- **CHALLENGE**
Print out the entries below with no edits.

Figure record extracts:
++++++++++

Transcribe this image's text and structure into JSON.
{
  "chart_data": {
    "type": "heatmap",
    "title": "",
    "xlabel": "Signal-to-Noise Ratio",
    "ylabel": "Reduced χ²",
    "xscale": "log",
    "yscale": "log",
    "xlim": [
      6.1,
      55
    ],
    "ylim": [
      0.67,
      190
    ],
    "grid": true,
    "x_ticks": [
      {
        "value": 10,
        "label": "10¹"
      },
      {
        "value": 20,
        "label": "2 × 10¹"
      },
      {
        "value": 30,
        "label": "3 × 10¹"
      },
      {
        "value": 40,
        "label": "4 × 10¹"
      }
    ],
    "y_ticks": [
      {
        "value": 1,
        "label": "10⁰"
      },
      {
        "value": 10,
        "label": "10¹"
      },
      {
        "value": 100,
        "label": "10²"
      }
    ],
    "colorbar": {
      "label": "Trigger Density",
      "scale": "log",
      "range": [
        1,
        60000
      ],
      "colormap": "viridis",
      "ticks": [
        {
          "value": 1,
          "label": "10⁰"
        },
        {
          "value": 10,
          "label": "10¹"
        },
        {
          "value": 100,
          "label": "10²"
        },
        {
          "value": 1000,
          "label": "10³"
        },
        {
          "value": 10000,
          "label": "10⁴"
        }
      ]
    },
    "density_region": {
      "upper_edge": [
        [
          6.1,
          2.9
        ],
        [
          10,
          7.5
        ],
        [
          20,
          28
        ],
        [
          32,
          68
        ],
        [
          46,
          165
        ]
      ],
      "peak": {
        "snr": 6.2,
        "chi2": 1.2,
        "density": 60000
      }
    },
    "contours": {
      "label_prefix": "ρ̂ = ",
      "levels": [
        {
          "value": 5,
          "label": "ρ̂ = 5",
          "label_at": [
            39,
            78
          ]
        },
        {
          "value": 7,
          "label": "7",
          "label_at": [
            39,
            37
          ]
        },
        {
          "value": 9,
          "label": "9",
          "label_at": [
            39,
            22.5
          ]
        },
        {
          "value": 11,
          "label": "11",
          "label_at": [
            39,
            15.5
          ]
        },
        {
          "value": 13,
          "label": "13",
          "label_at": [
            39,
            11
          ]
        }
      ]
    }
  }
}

++++++++++

- **CORRECT ANSWER**
Transcribe this image's text and structure into JSON.
{
  "chart_data": {
    "type": "heatmap",
    "title": "",
    "xlabel": "Signal-to-Noise Ratio",
    "ylabel": "Reduced χ²",
    "xscale": "log",
    "yscale": "log",
    "xlim": [
      6.1,
      55
    ],
    "ylim": [
      0.67,
      190
    ],
    "grid": true,
    "x_ticks": [
      {
        "value": 10,
        "label": "10¹"
      },
      {
        "value": 20,
        "label": "2 × 10¹"
      },
      {
        "value": 30,
        "label": "3 × 10¹"
      },
      {
        "value": 40,
        "label": "4 × 10¹"
      }
    ],
    "y_ticks": [
      {
        "value": 1,
        "label": "10⁰"
      },
      {
        "value": 10,
        "label": "10¹"
      },
      {
        "value": 100,
        "label": "10²"
      }
    ],
    "colorbar": {
      "label": "Trigger Density",
      "scale": "log",
      "range": [
        1,
        60000
      ],
      "colormap": "viridis",
      "ticks": [
        {
          "value": 1,
          "label": "10⁰"
        },
        {
          "value": 10,
          "label": "10¹"
        },
        {
          "value": 100,
          "label": "10²"
        },
        {
          "value": 1000,
          "label": "10³"
        },
        {
          "value": 10000,
          "label": "10⁴"
        }
      ]
    },
    "density_region": {
      "upper_edge": [
        [
          6.1,
          2.9
        ],
        [
          10,
          7.5
        ],
        [
          20,
          28
        ],
        [
          32,
          68
        ],
        [
          46,
          165
        ]
      ],
      "peak": {
        "snr": 6.2,
        "chi2": 1.2,
        "density": 60000
      }
    },
    "contours": {
      "label_prefix": "ρ̂ = ",
      "levels": [
        {
          "value": 5,
          "label": "ρ̂ = 5",
          "label_at": [
            39,
            78
          ]
        },
        {
          "value": 7,
          "label": "7",
          "label_at": [
            39,
            37
          ]
        },
        {
          "value": 9,
          "label": "9",
          "label_at": [
            39,
            22.5
          ]
        },
        {
          "value": 11,
          "label": "11",
          "label_at": [
            39,
            15.5
          ]
        },
        {
          "value": 13,
          "label": "13",
          "label_at": [
            39,
            11
          ]
        }
      ]
    }
  }
}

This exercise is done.